PROVIDED TEXT:
────────────────────
For many, this is when it gets really interesting. Based on our experiences and challenges with Microservices, we have put together a number of components and areas that you will need in order to support your initiative.
Microservices initiatives that end up in ”Death Star” type architectures or ”maintenance manias” are simply put not very successful and potential benefits and gains will not be achieved. But how do you end up there? Implementing Microservices when they are not properly controlled and monitored or failing to adhere to guidelines, could very well give you these end results. The right tooling however can help you and your organisation to avoid these mistakes or at least give you prior notice when you risk ending up with these types of problems.
With this blog post and the corresponding step in our Microservices model, we introduce areas where you need some tooling or supportive software to stay in control of your initiative and avoid later maintenance problems.
Service Discovery
Allows Microservices to register themselves at runtime when they appear in the system landscape. When registered in the Service Discovery, Microservices become callable by name rather than by address.
────────────────────
ENTRIES:
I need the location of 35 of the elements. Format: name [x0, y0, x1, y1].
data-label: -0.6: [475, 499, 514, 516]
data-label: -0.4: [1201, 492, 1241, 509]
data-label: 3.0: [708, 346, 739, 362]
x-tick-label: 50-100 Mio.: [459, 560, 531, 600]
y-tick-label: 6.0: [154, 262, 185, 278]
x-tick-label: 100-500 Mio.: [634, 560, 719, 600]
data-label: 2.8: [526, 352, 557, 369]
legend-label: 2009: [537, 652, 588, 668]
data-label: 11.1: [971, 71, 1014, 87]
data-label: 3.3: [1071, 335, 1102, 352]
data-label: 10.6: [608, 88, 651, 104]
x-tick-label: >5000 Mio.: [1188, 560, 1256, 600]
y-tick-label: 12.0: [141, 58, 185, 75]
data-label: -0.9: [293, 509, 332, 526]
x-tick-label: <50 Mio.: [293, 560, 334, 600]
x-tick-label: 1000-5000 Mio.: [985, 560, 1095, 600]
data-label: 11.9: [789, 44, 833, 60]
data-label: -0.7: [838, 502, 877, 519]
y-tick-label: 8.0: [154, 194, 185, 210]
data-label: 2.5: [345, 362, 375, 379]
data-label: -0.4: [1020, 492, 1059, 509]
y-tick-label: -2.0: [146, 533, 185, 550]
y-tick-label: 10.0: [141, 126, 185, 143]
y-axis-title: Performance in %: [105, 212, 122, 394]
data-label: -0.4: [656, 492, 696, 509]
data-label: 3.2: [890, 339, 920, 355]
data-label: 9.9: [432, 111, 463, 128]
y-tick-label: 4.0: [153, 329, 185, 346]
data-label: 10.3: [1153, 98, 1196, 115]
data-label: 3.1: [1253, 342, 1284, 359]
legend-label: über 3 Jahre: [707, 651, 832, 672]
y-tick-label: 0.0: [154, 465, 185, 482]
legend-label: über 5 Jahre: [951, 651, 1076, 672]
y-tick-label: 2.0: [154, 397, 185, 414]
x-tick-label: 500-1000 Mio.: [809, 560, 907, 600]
────────────────────
GIVEN INSTRUCTION 1:
Update the Microservices blog text from "With this blog" to "later maintenance problems.", replacing "maintenance problems" with "upkeep issues".
GIVEN INSTRUCTION 2:
Format the records as a numbered list, from the start of the records to the line with "y-tick-label: 0.0: [154, 465, 185, 482]", leaving out blank lines.

TASK RESPONSE 1:
With this blog post and the corresponding step in our Microservices model, we introduce areas where you need some tooling or supportive software to stay in control of your initiative and avoid later upkeep issues.

TASK RESPONSE 2:
1. I need the location of 35 of the elements. Format: name [x0, y0, x1, y1].
2. data-label: -0.6: [475, 499, 514, 516]
3. data-label: -0.4: [1201, 492, 1241, 509]
4. data-label: 3.0: [708, 346, 739, 362]
5. x-tick-label: 50-100 Mio.: [459, 560, 531, 600]
6. y-tick-label: 6.0: [154, 262, 185, 278]
7. x-tick-label: 100-500 Mio.: [634, 560, 719, 600]
8. data-label: 2.8: [526, 352, 557, 369]
9. legend-label: 2009: [537, 652, 588, 668]
10. data-label: 11.1: [971, 71, 1014, 87]
11. data-label: 3.3: [1071, 335, 1102, 352]
12. data-label: 10.6: [608, 88, 651, 104]
13. x-tick-label: >5000 Mio.: [1188, 560, 1256, 600]
14. y-tick-label: 12.0: [141, 58, 185, 75]
15. data-label: -0.9: [293, 509, 332, 526]
16. x-tick-label: <50 Mio.: [293, 560, 334, 600]
17. x-tick-label: 1000-5000 Mio.: [985, 560, 1095, 600]
18. data-label: 11.9: [789, 44, 833, 60]
19. data-label: -0.7: [838, 502, 877, 519]
20. y-tick-label: 8.0: [154, 194, 185, 210]
21. data-label: 2.5: [345, 362, 375, 379]
22. data-label: -0.4: [1020, 492, 1059, 509]
23. y-tick-label: -2.0: [146, 533, 185, 550]
24. y-tick-label: 10.0: [141, 126, 185, 143]
25. y-axis-title: Performance in %: [105, 212, 122, 394]
26. data-label: -0.4: [656, 492, 696, 509]
27. data-label: 3.2: [890, 339, 920, 355]
28. data-label: 9.9: [432, 111, 463, 128]
29. y-tick-label: 4.0: [153, 329, 185, 346]
30. data-label: 10.3: [1153, 98, 1196, 115]
31. data-label: 3.1: [1253, 342, 1284, 359]
32. legend-label: über 3 Jahre: [707, 651, 832, 672]
33. y-tick-label: 0.0: [154, 465, 185, 482]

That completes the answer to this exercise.